» **Given records**:
** Begin **
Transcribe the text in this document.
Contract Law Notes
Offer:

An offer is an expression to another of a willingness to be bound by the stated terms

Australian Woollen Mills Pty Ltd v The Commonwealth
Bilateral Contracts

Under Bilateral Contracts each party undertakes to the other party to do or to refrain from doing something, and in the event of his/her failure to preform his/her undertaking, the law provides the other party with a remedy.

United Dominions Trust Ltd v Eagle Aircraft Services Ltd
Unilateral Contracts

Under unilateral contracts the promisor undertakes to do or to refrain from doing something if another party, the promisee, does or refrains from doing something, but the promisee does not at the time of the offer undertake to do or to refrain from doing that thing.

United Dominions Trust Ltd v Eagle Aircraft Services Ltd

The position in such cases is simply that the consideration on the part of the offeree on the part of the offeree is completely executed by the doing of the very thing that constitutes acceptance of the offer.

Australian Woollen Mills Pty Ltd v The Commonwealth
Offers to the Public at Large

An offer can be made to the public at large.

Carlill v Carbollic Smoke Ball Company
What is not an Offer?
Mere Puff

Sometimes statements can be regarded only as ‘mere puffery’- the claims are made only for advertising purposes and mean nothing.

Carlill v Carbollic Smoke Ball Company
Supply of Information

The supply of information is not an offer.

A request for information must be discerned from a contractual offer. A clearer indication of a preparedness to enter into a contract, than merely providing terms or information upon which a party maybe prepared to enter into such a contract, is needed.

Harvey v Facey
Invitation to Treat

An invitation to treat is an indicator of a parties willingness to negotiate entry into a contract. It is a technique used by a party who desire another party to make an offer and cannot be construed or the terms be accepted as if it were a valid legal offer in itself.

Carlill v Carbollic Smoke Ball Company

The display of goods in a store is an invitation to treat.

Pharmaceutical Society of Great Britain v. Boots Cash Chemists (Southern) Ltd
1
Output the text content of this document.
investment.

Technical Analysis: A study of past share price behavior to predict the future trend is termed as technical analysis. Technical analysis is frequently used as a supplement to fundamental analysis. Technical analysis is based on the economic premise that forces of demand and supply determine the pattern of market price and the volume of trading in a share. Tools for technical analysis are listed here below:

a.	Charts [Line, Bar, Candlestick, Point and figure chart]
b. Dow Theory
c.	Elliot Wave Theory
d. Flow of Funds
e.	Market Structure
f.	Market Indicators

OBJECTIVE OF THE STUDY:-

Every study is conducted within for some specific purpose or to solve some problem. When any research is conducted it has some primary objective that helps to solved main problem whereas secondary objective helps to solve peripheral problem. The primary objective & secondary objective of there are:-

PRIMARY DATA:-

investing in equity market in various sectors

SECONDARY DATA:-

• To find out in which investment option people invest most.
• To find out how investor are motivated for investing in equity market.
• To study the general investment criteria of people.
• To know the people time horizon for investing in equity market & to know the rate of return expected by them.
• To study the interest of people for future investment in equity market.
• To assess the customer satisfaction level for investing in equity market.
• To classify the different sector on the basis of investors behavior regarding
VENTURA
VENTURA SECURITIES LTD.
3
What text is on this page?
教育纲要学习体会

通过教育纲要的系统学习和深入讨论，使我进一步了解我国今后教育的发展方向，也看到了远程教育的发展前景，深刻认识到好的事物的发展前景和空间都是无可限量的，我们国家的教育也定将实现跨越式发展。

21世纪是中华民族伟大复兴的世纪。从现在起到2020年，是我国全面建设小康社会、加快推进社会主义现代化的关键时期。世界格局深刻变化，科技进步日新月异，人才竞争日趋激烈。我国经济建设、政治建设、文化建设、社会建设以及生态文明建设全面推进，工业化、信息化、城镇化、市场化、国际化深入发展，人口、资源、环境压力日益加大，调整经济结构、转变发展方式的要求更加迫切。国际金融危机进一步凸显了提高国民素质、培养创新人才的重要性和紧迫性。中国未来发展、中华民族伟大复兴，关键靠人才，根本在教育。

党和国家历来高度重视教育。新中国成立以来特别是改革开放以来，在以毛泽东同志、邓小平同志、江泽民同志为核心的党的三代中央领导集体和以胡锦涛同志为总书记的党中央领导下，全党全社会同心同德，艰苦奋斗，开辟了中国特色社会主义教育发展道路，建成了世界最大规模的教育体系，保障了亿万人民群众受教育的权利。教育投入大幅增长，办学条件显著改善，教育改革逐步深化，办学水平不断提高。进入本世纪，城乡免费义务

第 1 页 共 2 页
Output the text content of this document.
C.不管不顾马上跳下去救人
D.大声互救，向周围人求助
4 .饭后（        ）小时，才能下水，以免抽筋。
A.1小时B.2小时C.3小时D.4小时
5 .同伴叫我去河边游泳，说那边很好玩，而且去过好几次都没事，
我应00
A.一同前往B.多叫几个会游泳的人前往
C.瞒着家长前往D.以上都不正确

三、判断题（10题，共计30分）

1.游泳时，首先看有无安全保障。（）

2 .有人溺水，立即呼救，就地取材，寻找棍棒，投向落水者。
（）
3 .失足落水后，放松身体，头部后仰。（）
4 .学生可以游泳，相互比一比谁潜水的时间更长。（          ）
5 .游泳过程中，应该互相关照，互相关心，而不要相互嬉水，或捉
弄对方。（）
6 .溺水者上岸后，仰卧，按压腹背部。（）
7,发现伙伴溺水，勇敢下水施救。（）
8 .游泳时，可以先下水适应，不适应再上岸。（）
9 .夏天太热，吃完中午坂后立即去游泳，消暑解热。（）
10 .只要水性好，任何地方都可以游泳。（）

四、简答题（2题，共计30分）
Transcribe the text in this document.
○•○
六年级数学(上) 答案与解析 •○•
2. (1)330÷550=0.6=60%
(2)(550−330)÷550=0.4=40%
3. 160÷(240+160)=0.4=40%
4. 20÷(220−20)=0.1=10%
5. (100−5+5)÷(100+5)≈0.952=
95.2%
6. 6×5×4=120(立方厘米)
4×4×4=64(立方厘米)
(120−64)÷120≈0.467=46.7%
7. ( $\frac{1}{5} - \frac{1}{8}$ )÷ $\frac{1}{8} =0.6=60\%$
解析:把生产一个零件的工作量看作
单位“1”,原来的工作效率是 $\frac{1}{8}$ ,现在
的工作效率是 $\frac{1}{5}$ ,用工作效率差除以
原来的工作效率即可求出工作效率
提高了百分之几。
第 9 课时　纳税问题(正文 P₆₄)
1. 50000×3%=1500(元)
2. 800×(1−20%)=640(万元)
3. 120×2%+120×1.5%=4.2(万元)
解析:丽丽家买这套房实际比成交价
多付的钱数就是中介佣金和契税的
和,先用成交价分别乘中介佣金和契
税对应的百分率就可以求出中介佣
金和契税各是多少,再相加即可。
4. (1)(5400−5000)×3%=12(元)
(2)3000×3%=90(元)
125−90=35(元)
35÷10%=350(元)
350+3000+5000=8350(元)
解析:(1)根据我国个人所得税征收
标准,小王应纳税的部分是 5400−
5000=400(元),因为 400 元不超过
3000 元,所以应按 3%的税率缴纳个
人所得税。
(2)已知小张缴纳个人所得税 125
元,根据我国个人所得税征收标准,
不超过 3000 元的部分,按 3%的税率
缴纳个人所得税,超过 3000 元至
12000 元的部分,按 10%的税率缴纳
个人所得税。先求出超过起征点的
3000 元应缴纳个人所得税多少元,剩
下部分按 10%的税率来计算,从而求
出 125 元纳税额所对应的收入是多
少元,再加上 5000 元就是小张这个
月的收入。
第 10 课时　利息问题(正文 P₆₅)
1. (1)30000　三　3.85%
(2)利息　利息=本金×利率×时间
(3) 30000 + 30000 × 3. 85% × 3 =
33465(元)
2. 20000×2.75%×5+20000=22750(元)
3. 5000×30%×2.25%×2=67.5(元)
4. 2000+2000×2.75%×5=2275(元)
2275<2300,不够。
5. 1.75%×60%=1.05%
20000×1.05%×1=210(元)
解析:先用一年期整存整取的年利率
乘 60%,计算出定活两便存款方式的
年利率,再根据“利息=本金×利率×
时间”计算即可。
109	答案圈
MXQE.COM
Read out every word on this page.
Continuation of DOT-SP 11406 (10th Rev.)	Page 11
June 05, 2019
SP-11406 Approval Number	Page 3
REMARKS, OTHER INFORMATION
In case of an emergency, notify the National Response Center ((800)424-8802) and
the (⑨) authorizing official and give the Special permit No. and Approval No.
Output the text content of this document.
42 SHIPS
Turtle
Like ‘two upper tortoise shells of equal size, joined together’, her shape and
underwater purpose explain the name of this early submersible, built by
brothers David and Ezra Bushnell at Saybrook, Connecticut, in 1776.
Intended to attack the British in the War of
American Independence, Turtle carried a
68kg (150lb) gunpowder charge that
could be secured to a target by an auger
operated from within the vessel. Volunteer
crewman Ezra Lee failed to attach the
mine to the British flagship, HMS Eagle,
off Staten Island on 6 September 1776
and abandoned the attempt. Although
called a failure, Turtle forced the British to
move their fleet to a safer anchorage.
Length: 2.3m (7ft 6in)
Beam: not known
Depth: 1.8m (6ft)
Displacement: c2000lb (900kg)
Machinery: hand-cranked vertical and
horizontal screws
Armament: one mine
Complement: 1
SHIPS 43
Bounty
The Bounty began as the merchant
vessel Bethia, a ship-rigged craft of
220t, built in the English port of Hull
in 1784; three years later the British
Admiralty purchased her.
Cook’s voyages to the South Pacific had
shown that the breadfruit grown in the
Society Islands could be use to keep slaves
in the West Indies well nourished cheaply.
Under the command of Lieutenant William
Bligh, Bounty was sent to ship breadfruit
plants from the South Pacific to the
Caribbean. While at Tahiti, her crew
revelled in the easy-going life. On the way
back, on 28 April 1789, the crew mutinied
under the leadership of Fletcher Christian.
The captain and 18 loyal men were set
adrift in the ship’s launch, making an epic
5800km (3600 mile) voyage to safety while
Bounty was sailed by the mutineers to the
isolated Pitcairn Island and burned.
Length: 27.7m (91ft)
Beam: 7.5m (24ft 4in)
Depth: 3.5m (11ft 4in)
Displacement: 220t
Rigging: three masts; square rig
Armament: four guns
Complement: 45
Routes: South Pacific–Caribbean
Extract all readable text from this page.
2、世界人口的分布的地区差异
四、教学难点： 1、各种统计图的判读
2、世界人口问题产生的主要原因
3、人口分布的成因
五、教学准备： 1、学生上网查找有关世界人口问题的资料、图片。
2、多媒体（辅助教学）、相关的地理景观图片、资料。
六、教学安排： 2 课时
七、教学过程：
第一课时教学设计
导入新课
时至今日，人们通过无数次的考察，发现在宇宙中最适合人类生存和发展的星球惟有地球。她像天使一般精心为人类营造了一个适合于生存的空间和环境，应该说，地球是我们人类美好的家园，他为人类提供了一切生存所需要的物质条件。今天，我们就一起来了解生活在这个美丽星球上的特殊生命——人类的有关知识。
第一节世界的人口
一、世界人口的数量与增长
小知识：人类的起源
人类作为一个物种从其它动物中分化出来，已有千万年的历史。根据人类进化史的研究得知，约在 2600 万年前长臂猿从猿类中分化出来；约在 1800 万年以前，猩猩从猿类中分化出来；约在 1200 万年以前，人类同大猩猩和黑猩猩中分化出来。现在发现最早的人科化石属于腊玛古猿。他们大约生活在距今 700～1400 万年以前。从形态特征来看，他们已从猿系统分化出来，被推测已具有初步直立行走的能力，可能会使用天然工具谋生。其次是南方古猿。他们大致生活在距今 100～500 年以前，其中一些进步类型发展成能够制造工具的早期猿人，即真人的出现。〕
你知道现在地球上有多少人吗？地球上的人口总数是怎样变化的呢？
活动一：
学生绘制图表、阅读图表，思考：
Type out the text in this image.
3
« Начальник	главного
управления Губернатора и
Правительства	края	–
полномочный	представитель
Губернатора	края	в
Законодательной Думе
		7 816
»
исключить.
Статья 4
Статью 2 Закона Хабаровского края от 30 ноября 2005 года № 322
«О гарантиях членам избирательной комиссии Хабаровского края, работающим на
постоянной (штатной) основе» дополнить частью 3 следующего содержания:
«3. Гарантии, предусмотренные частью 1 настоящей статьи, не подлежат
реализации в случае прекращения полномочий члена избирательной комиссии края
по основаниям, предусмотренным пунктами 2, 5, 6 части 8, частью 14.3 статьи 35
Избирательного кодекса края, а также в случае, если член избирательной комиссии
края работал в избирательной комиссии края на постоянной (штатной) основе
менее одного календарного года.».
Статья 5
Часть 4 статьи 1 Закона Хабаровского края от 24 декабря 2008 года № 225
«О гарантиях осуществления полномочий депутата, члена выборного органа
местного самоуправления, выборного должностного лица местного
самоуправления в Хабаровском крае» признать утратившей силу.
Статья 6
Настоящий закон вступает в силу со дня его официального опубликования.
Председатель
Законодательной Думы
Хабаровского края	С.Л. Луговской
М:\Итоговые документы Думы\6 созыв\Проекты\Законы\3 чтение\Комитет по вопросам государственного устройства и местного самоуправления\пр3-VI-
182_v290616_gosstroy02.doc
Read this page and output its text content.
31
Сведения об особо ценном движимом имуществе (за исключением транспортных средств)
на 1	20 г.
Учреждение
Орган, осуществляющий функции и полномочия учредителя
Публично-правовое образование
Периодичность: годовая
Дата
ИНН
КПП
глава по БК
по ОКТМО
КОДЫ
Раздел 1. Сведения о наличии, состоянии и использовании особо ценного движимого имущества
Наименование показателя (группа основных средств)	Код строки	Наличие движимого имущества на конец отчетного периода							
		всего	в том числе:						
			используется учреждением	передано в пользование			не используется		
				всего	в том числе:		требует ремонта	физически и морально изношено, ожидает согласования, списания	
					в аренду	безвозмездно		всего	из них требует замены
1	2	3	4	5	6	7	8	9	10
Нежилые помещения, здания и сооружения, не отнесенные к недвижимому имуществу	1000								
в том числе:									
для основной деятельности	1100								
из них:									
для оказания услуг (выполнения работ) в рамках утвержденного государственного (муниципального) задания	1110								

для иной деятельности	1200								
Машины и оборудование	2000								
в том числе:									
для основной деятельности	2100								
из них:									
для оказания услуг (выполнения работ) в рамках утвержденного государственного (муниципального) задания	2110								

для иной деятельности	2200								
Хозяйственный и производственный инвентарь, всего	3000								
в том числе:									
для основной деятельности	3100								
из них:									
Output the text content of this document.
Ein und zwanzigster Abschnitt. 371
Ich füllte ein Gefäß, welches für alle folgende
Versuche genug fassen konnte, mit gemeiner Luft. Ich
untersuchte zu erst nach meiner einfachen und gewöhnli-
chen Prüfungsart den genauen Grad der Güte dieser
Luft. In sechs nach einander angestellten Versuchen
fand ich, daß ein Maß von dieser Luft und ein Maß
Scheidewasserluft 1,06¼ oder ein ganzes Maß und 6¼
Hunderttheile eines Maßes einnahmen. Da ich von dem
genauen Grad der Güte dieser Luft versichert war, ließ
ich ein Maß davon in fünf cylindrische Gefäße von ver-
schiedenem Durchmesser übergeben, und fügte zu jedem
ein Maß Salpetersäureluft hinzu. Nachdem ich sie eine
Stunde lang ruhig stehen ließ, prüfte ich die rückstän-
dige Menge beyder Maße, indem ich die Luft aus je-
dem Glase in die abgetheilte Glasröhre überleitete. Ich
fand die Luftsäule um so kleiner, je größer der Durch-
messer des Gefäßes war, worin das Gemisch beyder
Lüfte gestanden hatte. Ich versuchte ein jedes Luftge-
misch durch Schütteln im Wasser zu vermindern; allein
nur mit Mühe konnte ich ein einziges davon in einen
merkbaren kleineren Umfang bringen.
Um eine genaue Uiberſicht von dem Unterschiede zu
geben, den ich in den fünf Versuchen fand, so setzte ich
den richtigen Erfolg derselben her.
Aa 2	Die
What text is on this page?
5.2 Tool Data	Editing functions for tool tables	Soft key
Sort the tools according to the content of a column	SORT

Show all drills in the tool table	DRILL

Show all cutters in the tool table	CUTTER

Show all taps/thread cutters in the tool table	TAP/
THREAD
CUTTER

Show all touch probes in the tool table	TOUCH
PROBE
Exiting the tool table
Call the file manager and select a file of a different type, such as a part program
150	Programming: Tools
** End **
» **Exercise task**:
Search the data above for the string "cutters" and copy each line that has it.

» **The answer**:
Show all cutters in the tool table	CUTTER
Show all taps/thread cutters in the tool table	TAP/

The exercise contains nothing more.